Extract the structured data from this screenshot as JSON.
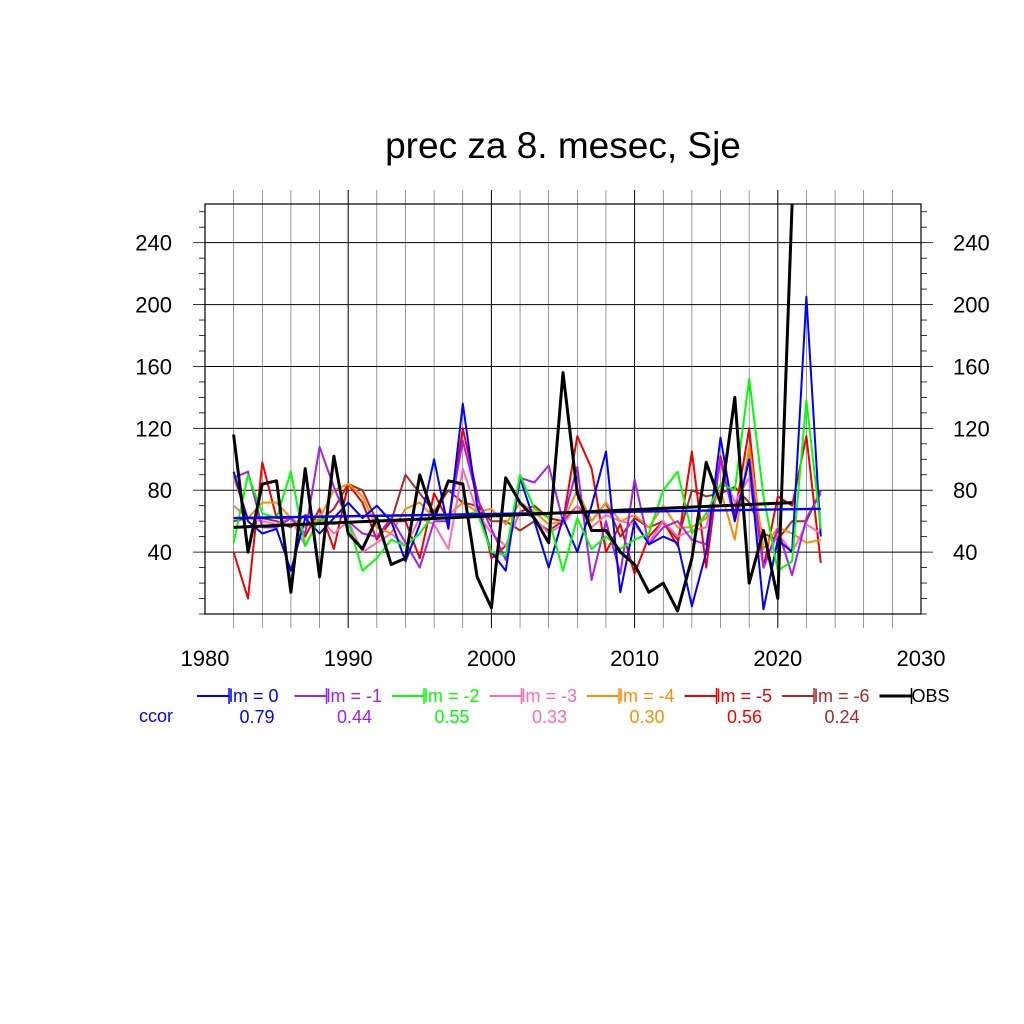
{
  "chart_data": {
    "type": "line",
    "title": "prec za 8. mesec, Sje",
    "xlabel": "",
    "ylabel": "",
    "xlim": [
      1980,
      2030
    ],
    "ylim": [
      0,
      265
    ],
    "x_ticks": [
      "1980",
      "1990",
      "2000",
      "2010",
      "2020",
      "2030"
    ],
    "y_ticks": [
      "40",
      "80",
      "120",
      "160",
      "200",
      "240"
    ],
    "grid": true,
    "x_start": 1982,
    "series": [
      {
        "name": "lm = 0",
        "color": "#0000ff",
        "ccor": "0.79",
        "trend": [
          62,
          68
        ],
        "values": [
          92,
          60,
          52,
          55,
          28,
          62,
          52,
          62,
          72,
          62,
          70,
          60,
          34,
          58,
          100,
          55,
          136,
          70,
          40,
          28,
          88,
          60,
          30,
          62,
          40,
          70,
          105,
          14,
          60,
          45,
          50,
          46,
          5,
          40,
          114,
          60,
          100,
          3,
          48,
          40,
          205,
          50
        ]
      },
      {
        "name": "lm = -1",
        "color": "#a020f0",
        "ccor": "0.44",
        "trend": null,
        "values": [
          88,
          92,
          56,
          56,
          62,
          52,
          108,
          82,
          60,
          52,
          50,
          62,
          46,
          30,
          60,
          60,
          112,
          75,
          55,
          35,
          88,
          85,
          96,
          60,
          95,
          22,
          60,
          26,
          87,
          45,
          56,
          60,
          48,
          45,
          100,
          60,
          100,
          30,
          55,
          25,
          62,
          78
        ]
      },
      {
        "name": "lm = -2",
        "color": "#00ff00",
        "ccor": "0.55",
        "trend": null,
        "values": [
          46,
          90,
          65,
          62,
          92,
          44,
          62,
          58,
          60,
          28,
          36,
          48,
          44,
          52,
          65,
          62,
          64,
          66,
          40,
          38,
          90,
          68,
          62,
          28,
          62,
          42,
          50,
          42,
          48,
          52,
          80,
          92,
          52,
          65,
          84,
          80,
          152,
          76,
          28,
          34,
          138,
          55
        ]
      },
      {
        "name": "lm = -3",
        "color": "#ff69b4",
        "ccor": "0.33",
        "trend": null,
        "values": [
          70,
          62,
          60,
          58,
          62,
          44,
          62,
          52,
          60,
          40,
          46,
          52,
          44,
          62,
          58,
          42,
          94,
          66,
          52,
          44,
          66,
          62,
          52,
          58,
          70,
          56,
          64,
          60,
          58,
          46,
          60,
          50,
          54,
          56,
          96,
          72,
          88,
          30,
          52,
          40,
          58,
          52
        ]
      },
      {
        "name": "lm = -4",
        "color": "#ff8c00",
        "ccor": "0.30",
        "trend": null,
        "values": [
          88,
          62,
          72,
          72,
          62,
          56,
          62,
          80,
          84,
          76,
          56,
          52,
          68,
          72,
          62,
          64,
          72,
          66,
          68,
          58,
          72,
          66,
          58,
          60,
          80,
          60,
          72,
          60,
          64,
          56,
          70,
          56,
          56,
          62,
          80,
          48,
          108,
          42,
          56,
          52,
          46,
          48
        ]
      },
      {
        "name": "lm = -5",
        "color": "#ee0000",
        "ccor": "0.56",
        "trend": null,
        "values": [
          40,
          10,
          98,
          62,
          62,
          50,
          68,
          42,
          84,
          72,
          48,
          60,
          60,
          36,
          78,
          60,
          120,
          78,
          36,
          44,
          66,
          70,
          62,
          60,
          115,
          94,
          40,
          58,
          26,
          50,
          60,
          44,
          105,
          30,
          102,
          64,
          120,
          30,
          76,
          70,
          115,
          33
        ]
      },
      {
        "name": "lm = -6",
        "color": "#a52a2a",
        "ccor": "0.24",
        "trend": null,
        "values": [
          60,
          62,
          62,
          60,
          56,
          64,
          60,
          68,
          84,
          80,
          60,
          60,
          90,
          78,
          66,
          80,
          72,
          70,
          60,
          60,
          54,
          60,
          54,
          60,
          70,
          60,
          72,
          50,
          62,
          56,
          60,
          48,
          80,
          76,
          78,
          82,
          72,
          52,
          48,
          60,
          60,
          80
        ]
      },
      {
        "name": "OBS",
        "color": "#000000",
        "ccor": "",
        "trend": [
          56,
          72
        ],
        "values": [
          116,
          40,
          84,
          86,
          14,
          94,
          24,
          102,
          52,
          42,
          62,
          32,
          36,
          90,
          62,
          86,
          84,
          24,
          4,
          88,
          72,
          62,
          46,
          156,
          78,
          54,
          54,
          40,
          32,
          14,
          20,
          2,
          36,
          98,
          72,
          140,
          20,
          54,
          10,
          265
        ]
      }
    ],
    "ccor_label": "ccor"
  }
}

**GIVEN EXERCISE**
Pull out every line of the entries that includes the word "ccor".

**RESPONSE**
        "ccor": "0.79",
        "ccor": "0.44",
        "ccor": "0.55",
        "ccor": "0.33",
        "ccor": "0.30",
        "ccor": "0.56",
        "ccor": "0.24",
        "ccor": "",
    "ccor_label": "ccor"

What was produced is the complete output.